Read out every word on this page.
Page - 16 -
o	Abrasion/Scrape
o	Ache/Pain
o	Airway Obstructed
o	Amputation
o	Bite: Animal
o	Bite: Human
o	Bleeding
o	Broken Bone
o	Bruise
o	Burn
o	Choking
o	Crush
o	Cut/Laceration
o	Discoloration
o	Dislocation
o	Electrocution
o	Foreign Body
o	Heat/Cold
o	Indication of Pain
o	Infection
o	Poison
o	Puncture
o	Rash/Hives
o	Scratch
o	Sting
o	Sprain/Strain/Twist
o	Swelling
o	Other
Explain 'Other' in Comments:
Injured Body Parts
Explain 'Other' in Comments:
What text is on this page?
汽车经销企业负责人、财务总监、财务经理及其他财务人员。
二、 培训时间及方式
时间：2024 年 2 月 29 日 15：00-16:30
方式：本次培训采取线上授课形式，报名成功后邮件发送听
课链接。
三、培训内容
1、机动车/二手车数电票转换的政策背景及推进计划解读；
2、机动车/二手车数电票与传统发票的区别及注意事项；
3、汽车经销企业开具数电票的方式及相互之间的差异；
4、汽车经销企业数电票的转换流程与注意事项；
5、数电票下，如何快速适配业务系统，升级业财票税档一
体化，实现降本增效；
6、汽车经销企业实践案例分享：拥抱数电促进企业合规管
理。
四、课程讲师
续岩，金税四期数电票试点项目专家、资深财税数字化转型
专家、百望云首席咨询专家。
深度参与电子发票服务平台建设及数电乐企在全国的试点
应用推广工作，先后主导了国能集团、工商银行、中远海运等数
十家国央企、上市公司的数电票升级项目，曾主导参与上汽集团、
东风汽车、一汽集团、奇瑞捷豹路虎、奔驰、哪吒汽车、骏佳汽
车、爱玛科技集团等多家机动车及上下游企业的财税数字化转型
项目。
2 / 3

┄┄┄┄┄┄┄┄┄┄

### Required work:
Output the full listing without altering anything.

### Solution to this problem:
Read out every word on this page.
Page - 16 -
o	Abrasion/Scrape
o	Ache/Pain
o	Airway Obstructed
o	Amputation
o	Bite: Animal
o	Bite: Human
o	Bleeding
o	Broken Bone
o	Bruise
o	Burn
o	Choking
o	Crush
o	Cut/Laceration
o	Discoloration
o	Dislocation
o	Electrocution
o	Foreign Body
o	Heat/Cold
o	Indication of Pain
o	Infection
o	Poison
o	Puncture
o	Rash/Hives
o	Scratch
o	Sting
o	Sprain/Strain/Twist
o	Swelling
o	Other
Explain 'Other' in Comments:
Injured Body Parts
Explain 'Other' in Comments:
What text is on this page?
汽车经销企业负责人、财务总监、财务经理及其他财务人员。
二、 培训时间及方式
时间：2024 年 2 月 29 日 15：00-16:30
方式：本次培训采取线上授课形式，报名成功后邮件发送听
课链接。
三、培训内容
1、机动车/二手车数电票转换的政策背景及推进计划解读；
2、机动车/二手车数电票与传统发票的区别及注意事项；
3、汽车经销企业开具数电票的方式及相互之间的差异；
4、汽车经销企业数电票的转换流程与注意事项；
5、数电票下，如何快速适配业务系统，升级业财票税档一
体化，实现降本增效；
6、汽车经销企业实践案例分享：拥抱数电促进企业合规管
理。
四、课程讲师
续岩，金税四期数电票试点项目专家、资深财税数字化转型
专家、百望云首席咨询专家。
深度参与电子发票服务平台建设及数电乐企在全国的试点
应用推广工作，先后主导了国能集团、工商银行、中远海运等数
十家国央企、上市公司的数电票升级项目，曾主导参与上汽集团、
东风汽车、一汽集团、奇瑞捷豹路虎、奔驰、哪吒汽车、骏佳汽
车、爱玛科技集团等多家机动车及上下游企业的财税数字化转型
项目。
2 / 3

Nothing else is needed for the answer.